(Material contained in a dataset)
········

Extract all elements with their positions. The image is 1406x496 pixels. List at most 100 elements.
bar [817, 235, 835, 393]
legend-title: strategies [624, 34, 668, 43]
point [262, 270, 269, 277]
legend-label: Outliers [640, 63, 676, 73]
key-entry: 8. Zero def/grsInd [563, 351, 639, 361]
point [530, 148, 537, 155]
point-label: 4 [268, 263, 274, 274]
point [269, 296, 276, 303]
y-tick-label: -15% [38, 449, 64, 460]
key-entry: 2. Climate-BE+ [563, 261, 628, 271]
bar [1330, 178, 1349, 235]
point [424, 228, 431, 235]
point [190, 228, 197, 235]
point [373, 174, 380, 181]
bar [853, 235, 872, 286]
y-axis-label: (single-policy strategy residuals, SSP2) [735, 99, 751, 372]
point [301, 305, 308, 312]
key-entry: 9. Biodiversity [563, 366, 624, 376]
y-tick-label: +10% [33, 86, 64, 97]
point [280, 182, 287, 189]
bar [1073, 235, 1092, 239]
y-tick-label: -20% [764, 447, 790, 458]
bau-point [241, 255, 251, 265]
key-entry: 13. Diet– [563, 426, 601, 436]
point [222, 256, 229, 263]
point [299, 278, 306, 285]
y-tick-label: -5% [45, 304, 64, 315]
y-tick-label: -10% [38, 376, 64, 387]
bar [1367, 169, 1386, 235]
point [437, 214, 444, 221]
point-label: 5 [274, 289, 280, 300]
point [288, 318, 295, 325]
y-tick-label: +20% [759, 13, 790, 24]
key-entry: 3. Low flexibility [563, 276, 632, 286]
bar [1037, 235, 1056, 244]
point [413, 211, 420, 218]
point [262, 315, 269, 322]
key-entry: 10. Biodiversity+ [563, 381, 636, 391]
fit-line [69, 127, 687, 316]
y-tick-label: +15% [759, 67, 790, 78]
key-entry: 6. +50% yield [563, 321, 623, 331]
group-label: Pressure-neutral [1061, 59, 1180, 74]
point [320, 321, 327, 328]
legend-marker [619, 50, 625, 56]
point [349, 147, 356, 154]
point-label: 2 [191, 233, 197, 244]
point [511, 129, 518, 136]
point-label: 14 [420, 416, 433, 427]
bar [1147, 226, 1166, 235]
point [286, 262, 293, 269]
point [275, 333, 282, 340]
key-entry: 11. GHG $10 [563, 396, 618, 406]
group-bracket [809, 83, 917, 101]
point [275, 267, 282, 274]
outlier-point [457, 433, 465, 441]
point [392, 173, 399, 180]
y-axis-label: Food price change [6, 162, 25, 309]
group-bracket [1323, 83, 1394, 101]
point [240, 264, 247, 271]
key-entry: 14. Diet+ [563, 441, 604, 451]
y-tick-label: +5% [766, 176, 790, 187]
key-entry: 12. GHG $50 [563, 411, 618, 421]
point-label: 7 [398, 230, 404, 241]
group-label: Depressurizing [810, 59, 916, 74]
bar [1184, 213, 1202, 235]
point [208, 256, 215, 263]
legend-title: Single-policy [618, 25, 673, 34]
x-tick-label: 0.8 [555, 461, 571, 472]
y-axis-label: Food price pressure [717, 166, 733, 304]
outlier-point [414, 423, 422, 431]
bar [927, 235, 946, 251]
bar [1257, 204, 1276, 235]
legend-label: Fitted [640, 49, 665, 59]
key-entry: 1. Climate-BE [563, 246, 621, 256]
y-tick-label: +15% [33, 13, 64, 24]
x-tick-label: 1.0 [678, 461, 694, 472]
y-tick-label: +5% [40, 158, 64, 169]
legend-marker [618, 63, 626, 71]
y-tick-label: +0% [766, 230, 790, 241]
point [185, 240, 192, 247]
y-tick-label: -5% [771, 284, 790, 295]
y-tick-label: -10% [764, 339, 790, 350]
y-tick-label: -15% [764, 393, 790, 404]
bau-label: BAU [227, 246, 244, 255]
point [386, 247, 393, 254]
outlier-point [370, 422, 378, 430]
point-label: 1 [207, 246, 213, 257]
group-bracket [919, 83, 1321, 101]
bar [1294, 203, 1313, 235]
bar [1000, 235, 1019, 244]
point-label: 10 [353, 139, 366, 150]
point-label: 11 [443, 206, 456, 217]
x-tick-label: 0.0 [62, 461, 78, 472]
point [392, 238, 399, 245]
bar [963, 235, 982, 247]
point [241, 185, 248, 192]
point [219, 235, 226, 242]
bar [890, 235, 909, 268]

········

• [Problem description]: Rewrite the material above with every "key-entry" changed to "legend-entry" and every other line left as it is.

• [Exercise solution]:
Extract all elements with their positions. The image is 1406x496 pixels. List at most 100 elements.
bar [817, 235, 835, 393]
legend-title: strategies [624, 34, 668, 43]
point [262, 270, 269, 277]
legend-label: Outliers [640, 63, 676, 73]
legend-entry: 8. Zero def/grsInd [563, 351, 639, 361]
point [530, 148, 537, 155]
point-label: 4 [268, 263, 274, 274]
point [269, 296, 276, 303]
y-tick-label: -15% [38, 449, 64, 460]
legend-entry: 2. Climate-BE+ [563, 261, 628, 271]
bar [1330, 178, 1349, 235]
point [424, 228, 431, 235]
point [190, 228, 197, 235]
point [373, 174, 380, 181]
bar [853, 235, 872, 286]
y-axis-label: (single-policy strategy residuals, SSP2) [735, 99, 751, 372]
point [301, 305, 308, 312]
legend-entry: 9. Biodiversity [563, 366, 624, 376]
y-tick-label: +10% [33, 86, 64, 97]
point [280, 182, 287, 189]
bar [1073, 235, 1092, 239]
y-tick-label: -20% [764, 447, 790, 458]
bau-point [241, 255, 251, 265]
legend-entry: 13. Diet– [563, 426, 601, 436]
point [222, 256, 229, 263]
point [299, 278, 306, 285]
y-tick-label: -5% [45, 304, 64, 315]
y-tick-label: -10% [38, 376, 64, 387]
bar [1367, 169, 1386, 235]
point [437, 214, 444, 221]
point-label: 5 [274, 289, 280, 300]
point [288, 318, 295, 325]
y-tick-label: +20% [759, 13, 790, 24]
legend-entry: 3. Low flexibility [563, 276, 632, 286]
bar [1037, 235, 1056, 244]
point [413, 211, 420, 218]
point [262, 315, 269, 322]
legend-entry: 10. Biodiversity+ [563, 381, 636, 391]
fit-line [69, 127, 687, 316]
y-tick-label: +15% [759, 67, 790, 78]
legend-entry: 6. +50% yield [563, 321, 623, 331]
group-label: Pressure-neutral [1061, 59, 1180, 74]
point [320, 321, 327, 328]
legend-marker [619, 50, 625, 56]
point [349, 147, 356, 154]
point-label: 2 [191, 233, 197, 244]
point [511, 129, 518, 136]
point-label: 14 [420, 416, 433, 427]
bar [1147, 226, 1166, 235]
point [286, 262, 293, 269]
point [275, 333, 282, 340]
legend-entry: 11. GHG $10 [563, 396, 618, 406]
group-bracket [809, 83, 917, 101]
point [275, 267, 282, 274]
outlier-point [457, 433, 465, 441]
point [392, 173, 399, 180]
y-axis-label: Food price change [6, 162, 25, 309]
group-bracket [1323, 83, 1394, 101]
point [240, 264, 247, 271]
legend-entry: 14. Diet+ [563, 441, 604, 451]
y-tick-label: +5% [766, 176, 790, 187]
legend-entry: 12. GHG $50 [563, 411, 618, 421]
point-label: 7 [398, 230, 404, 241]
group-label: Depressurizing [810, 59, 916, 74]
bar [1184, 213, 1202, 235]
point [208, 256, 215, 263]
legend-title: Single-policy [618, 25, 673, 34]
x-tick-label: 0.8 [555, 461, 571, 472]
y-axis-label: Food price pressure [717, 166, 733, 304]
outlier-point [414, 423, 422, 431]
bar [927, 235, 946, 251]
bar [1257, 204, 1276, 235]
legend-label: Fitted [640, 49, 665, 59]
legend-entry: 1. Climate-BE [563, 246, 621, 256]
y-tick-label: +15% [33, 13, 64, 24]
x-tick-label: 1.0 [678, 461, 694, 472]
y-tick-label: +5% [40, 158, 64, 169]
legend-marker [618, 63, 626, 71]
y-tick-label: +0% [766, 230, 790, 241]
point [185, 240, 192, 247]
y-tick-label: -5% [771, 284, 790, 295]
y-tick-label: -10% [764, 339, 790, 350]
y-tick-label: -15% [764, 393, 790, 404]
bau-label: BAU [227, 246, 244, 255]
point [386, 247, 393, 254]
outlier-point [370, 422, 378, 430]
point-label: 1 [207, 246, 213, 257]
group-bracket [919, 83, 1321, 101]
bar [1294, 203, 1313, 235]
bar [1000, 235, 1019, 244]
point-label: 10 [353, 139, 366, 150]
point-label: 11 [443, 206, 456, 217]
x-tick-label: 0.0 [62, 461, 78, 472]
point [392, 238, 399, 245]
bar [963, 235, 982, 247]
point [241, 185, 248, 192]
point [219, 235, 226, 242]
bar [890, 235, 909, 268]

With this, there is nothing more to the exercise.